* [Requirements]: Identify, in the records below, every line where the string "this" appears, and copy each such line.

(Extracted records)
◇ ◇ ◇
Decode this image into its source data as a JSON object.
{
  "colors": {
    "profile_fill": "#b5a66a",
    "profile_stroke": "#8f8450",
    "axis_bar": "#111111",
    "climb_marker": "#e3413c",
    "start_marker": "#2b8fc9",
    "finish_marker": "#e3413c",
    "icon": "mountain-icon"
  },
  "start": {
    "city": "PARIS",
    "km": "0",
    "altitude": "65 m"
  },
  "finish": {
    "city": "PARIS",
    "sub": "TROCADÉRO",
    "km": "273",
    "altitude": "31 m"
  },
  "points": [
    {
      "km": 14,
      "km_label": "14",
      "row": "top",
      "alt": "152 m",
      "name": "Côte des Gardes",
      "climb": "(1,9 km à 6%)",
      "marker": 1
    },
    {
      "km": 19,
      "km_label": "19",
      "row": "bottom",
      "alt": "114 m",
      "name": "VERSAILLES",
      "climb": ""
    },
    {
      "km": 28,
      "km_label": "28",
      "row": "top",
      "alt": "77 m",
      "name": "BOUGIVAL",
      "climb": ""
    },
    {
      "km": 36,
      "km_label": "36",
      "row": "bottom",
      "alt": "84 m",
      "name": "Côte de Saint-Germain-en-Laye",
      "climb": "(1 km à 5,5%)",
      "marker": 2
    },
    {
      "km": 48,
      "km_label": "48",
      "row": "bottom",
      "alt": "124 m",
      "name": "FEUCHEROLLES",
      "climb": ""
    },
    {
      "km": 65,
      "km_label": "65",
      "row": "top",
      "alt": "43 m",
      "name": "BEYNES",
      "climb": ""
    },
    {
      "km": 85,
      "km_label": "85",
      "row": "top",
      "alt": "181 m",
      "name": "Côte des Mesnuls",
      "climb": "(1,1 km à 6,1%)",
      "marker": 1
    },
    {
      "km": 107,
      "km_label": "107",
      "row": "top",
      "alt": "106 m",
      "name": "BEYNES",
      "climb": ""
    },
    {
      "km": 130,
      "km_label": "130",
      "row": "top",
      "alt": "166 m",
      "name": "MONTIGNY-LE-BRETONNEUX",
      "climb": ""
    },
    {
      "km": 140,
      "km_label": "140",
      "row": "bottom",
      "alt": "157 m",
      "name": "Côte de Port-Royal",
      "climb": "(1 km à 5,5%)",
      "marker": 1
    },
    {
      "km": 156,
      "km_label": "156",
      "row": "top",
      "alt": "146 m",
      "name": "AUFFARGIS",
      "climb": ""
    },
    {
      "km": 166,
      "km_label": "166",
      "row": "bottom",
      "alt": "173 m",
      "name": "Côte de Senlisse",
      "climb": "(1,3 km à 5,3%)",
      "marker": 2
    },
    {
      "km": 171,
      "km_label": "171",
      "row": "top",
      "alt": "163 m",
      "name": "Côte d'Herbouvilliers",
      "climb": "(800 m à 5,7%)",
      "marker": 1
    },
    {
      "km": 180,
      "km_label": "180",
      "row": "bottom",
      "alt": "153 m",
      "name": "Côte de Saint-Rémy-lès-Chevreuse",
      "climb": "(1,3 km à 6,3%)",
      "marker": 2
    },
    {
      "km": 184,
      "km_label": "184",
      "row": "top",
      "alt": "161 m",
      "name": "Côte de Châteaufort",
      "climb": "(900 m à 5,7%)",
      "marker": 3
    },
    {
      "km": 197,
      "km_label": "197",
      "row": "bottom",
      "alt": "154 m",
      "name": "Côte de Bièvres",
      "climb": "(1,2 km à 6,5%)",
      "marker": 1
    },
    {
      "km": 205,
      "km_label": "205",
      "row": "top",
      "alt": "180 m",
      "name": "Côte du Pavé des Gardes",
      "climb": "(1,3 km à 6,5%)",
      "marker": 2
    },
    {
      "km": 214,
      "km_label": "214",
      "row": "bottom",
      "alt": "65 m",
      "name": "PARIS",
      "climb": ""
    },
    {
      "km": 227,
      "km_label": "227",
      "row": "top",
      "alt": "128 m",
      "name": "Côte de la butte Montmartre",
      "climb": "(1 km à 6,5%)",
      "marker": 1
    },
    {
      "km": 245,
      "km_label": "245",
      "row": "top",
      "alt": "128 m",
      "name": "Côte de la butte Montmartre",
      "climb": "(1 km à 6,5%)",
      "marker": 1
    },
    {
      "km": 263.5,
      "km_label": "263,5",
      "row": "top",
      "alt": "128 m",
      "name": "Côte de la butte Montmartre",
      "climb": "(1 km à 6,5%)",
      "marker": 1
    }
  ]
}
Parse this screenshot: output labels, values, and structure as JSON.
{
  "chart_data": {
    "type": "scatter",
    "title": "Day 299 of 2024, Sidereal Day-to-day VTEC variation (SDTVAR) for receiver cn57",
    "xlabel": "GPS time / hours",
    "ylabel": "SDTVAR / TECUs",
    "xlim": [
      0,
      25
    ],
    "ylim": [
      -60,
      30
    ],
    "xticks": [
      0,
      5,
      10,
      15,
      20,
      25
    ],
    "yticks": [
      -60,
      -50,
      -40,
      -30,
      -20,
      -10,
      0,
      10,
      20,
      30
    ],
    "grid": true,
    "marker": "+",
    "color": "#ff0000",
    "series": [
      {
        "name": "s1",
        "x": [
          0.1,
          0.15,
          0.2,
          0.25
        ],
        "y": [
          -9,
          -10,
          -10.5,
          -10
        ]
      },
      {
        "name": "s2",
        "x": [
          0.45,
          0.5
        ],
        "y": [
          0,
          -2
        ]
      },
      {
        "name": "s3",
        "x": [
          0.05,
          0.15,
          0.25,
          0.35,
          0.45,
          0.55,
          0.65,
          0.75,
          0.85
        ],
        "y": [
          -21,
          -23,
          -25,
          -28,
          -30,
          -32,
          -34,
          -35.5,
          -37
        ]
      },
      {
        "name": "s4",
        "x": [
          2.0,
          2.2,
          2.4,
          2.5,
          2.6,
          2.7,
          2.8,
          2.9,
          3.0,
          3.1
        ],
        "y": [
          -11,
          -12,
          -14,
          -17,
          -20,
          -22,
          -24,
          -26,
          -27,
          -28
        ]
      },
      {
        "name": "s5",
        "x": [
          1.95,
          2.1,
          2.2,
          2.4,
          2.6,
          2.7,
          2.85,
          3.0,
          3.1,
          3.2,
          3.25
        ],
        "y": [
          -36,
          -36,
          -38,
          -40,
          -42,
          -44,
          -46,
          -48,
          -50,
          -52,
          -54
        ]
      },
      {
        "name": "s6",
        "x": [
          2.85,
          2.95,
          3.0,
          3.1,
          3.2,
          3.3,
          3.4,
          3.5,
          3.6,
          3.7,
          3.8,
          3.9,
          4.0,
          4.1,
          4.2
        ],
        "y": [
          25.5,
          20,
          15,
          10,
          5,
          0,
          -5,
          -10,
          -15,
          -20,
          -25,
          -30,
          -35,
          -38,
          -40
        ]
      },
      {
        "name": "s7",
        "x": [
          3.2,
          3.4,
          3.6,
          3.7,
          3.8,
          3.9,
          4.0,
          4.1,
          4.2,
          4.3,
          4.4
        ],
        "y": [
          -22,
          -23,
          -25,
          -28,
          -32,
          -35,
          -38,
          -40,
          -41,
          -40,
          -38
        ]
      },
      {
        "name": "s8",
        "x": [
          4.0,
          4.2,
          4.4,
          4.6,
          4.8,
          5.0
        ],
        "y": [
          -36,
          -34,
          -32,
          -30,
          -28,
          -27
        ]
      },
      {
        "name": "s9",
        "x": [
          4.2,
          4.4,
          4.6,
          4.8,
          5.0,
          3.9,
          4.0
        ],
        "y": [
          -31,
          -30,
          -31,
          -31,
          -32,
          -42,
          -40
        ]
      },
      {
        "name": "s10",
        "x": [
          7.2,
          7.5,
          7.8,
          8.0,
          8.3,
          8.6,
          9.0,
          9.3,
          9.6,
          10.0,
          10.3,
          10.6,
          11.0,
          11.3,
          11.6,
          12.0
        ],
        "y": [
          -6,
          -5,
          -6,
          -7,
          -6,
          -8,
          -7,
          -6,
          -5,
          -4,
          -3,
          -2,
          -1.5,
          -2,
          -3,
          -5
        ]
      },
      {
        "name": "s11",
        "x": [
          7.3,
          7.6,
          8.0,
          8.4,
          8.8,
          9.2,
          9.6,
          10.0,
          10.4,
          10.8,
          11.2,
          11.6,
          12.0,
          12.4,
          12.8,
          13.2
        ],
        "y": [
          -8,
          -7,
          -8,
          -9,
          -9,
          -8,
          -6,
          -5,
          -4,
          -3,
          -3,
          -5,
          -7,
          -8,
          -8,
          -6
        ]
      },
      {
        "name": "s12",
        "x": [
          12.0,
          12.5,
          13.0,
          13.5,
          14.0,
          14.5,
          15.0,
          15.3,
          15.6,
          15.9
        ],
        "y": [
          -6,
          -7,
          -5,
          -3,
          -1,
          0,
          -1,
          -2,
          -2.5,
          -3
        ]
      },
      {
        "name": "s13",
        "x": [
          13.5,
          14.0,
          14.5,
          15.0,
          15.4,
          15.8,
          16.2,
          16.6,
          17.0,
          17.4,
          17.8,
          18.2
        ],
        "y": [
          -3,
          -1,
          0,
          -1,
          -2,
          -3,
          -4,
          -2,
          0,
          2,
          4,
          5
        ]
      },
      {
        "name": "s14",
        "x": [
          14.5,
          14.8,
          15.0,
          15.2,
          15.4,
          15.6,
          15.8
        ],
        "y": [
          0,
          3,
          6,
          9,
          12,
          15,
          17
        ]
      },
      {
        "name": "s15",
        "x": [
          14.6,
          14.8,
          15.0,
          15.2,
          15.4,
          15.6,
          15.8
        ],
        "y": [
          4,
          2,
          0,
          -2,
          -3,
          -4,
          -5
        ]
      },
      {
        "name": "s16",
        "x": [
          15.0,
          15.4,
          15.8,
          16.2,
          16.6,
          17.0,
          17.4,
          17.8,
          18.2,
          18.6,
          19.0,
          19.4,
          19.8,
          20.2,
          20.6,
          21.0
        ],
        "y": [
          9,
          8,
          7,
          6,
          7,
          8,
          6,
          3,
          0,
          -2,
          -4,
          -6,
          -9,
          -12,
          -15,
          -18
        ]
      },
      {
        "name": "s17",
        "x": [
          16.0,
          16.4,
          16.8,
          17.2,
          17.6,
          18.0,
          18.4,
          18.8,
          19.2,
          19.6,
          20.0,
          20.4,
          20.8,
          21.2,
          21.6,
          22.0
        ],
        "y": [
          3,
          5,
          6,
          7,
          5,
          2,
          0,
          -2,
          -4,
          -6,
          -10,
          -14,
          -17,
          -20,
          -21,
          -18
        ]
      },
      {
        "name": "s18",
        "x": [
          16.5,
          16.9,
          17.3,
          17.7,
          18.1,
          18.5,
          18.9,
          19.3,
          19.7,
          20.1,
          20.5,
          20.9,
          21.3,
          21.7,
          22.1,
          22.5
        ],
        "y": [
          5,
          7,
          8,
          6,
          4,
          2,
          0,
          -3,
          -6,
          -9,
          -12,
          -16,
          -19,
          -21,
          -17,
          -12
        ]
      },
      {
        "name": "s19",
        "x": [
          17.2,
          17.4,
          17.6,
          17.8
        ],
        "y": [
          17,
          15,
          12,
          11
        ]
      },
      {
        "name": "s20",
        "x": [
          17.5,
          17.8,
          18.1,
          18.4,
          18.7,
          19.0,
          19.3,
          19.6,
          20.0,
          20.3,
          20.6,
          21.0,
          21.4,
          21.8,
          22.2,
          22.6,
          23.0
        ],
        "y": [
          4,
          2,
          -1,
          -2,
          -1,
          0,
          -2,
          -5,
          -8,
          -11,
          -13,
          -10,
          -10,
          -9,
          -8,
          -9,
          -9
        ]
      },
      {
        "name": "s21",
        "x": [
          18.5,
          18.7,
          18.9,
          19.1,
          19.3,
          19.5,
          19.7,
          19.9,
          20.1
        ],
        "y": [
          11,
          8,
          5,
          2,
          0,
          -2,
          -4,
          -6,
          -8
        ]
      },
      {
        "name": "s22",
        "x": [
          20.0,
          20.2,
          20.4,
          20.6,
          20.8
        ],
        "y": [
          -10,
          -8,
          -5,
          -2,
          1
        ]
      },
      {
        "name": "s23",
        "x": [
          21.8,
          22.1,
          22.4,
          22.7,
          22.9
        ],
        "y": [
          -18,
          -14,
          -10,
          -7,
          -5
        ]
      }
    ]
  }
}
◇ ◇ ◇
* [Response below]:
Decode this image into its source data as a JSON object.
Parse this screenshot: output labels, values, and structure as JSON.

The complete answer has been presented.